(EXERCISE DIRECTIONS) Give all of the lines again, with nothing added or dropped.

---- SOURCE RECORDS

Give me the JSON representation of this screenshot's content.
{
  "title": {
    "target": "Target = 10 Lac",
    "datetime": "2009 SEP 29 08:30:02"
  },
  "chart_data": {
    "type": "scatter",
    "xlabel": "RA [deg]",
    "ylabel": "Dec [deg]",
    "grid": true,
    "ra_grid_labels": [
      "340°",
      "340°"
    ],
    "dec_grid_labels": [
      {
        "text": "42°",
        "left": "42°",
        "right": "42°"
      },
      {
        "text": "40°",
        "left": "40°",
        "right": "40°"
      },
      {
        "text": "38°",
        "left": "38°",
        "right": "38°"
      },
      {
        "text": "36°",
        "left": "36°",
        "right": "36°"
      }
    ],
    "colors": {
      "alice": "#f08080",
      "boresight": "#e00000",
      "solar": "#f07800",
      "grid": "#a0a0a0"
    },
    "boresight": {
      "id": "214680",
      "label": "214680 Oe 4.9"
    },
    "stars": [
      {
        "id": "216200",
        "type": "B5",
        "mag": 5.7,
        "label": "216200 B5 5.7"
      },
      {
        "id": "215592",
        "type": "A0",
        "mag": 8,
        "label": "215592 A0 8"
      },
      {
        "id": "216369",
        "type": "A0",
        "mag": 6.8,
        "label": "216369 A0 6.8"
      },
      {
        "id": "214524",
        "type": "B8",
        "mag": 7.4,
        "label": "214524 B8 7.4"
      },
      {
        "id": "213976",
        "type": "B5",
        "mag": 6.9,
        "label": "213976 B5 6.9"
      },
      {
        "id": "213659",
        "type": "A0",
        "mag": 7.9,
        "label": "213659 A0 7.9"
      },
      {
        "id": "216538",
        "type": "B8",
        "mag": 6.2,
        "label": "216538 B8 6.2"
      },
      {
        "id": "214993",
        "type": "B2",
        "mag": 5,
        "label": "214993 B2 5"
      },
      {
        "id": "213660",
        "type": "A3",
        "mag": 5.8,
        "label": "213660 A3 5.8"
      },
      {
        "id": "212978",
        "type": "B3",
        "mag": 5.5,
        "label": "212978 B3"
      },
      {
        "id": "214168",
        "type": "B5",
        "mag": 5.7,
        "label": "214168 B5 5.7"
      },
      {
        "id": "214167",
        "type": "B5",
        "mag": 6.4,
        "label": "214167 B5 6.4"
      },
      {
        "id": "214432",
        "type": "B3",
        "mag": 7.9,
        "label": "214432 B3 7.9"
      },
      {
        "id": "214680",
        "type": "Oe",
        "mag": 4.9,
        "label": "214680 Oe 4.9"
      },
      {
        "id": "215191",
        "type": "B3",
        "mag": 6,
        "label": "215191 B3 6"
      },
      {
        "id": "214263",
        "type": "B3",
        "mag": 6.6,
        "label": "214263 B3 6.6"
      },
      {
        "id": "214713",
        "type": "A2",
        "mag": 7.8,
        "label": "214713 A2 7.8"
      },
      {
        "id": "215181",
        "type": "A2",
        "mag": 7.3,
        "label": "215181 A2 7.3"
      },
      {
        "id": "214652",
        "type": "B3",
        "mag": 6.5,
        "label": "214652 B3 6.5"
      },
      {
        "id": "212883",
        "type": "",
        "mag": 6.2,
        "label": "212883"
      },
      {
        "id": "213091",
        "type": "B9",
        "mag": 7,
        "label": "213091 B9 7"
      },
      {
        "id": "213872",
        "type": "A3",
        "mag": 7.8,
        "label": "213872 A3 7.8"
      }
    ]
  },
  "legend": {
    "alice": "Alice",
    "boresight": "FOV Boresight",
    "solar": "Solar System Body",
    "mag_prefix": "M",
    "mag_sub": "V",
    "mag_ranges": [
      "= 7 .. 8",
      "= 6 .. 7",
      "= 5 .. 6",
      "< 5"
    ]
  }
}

--------

(WRITTEN ANSWER)
Give me the JSON representation of this screenshot's content.
{
  "title": {
    "target": "Target = 10 Lac",
    "datetime": "2009 SEP 29 08:30:02"
  },
  "chart_data": {
    "type": "scatter",
    "xlabel": "RA [deg]",
    "ylabel": "Dec [deg]",
    "grid": true,
    "ra_grid_labels": [
      "340°",
      "340°"
    ],
    "dec_grid_labels": [
      {
        "text": "42°",
        "left": "42°",
        "right": "42°"
      },
      {
        "text": "40°",
        "left": "40°",
        "right": "40°"
      },
      {
        "text": "38°",
        "left": "38°",
        "right": "38°"
      },
      {
        "text": "36°",
        "left": "36°",
        "right": "36°"
      }
    ],
    "colors": {
      "alice": "#f08080",
      "boresight": "#e00000",
      "solar": "#f07800",
      "grid": "#a0a0a0"
    },
    "boresight": {
      "id": "214680",
      "label": "214680 Oe 4.9"
    },
    "stars": [
      {
        "id": "216200",
        "type": "B5",
        "mag": 5.7,
        "label": "216200 B5 5.7"
      },
      {
        "id": "215592",
        "type": "A0",
        "mag": 8,
        "label": "215592 A0 8"
      },
      {
        "id": "216369",
        "type": "A0",
        "mag": 6.8,
        "label": "216369 A0 6.8"
      },
      {
        "id": "214524",
        "type": "B8",
        "mag": 7.4,
        "label": "214524 B8 7.4"
      },
      {
        "id": "213976",
        "type": "B5",
        "mag": 6.9,
        "label": "213976 B5 6.9"
      },
      {
        "id": "213659",
        "type": "A0",
        "mag": 7.9,
        "label": "213659 A0 7.9"
      },
      {
        "id": "216538",
        "type": "B8",
        "mag": 6.2,
        "label": "216538 B8 6.2"
      },
      {
        "id": "214993",
        "type": "B2",
        "mag": 5,
        "label": "214993 B2 5"
      },
      {
        "id": "213660",
        "type": "A3",
        "mag": 5.8,
        "label": "213660 A3 5.8"
      },
      {
        "id": "212978",
        "type": "B3",
        "mag": 5.5,
        "label": "212978 B3"
      },
      {
        "id": "214168",
        "type": "B5",
        "mag": 5.7,
        "label": "214168 B5 5.7"
      },
      {
        "id": "214167",
        "type": "B5",
        "mag": 6.4,
        "label": "214167 B5 6.4"
      },
      {
        "id": "214432",
        "type": "B3",
        "mag": 7.9,
        "label": "214432 B3 7.9"
      },
      {
        "id": "214680",
        "type": "Oe",
        "mag": 4.9,
        "label": "214680 Oe 4.9"
      },
      {
        "id": "215191",
        "type": "B3",
        "mag": 6,
        "label": "215191 B3 6"
      },
      {
        "id": "214263",
        "type": "B3",
        "mag": 6.6,
        "label": "214263 B3 6.6"
      },
      {
        "id": "214713",
        "type": "A2",
        "mag": 7.8,
        "label": "214713 A2 7.8"
      },
      {
        "id": "215181",
        "type": "A2",
        "mag": 7.3,
        "label": "215181 A2 7.3"
      },
      {
        "id": "214652",
        "type": "B3",
        "mag": 6.5,
        "label": "214652 B3 6.5"
      },
      {
        "id": "212883",
        "type": "",
        "mag": 6.2,
        "label": "212883"
      },
      {
        "id": "213091",
        "type": "B9",
        "mag": 7,
        "label": "213091 B9 7"
      },
      {
        "id": "213872",
        "type": "A3",
        "mag": 7.8,
        "label": "213872 A3 7.8"
      }
    ]
  },
  "legend": {
    "alice": "Alice",
    "boresight": "FOV Boresight",
    "solar": "Solar System Body",
    "mag_prefix": "M",
    "mag_sub": "V",
    "mag_ranges": [
      "= 7 .. 8",
      "= 6 .. 7",
      "= 5 .. 6",
      "< 5"
    ]
  }
}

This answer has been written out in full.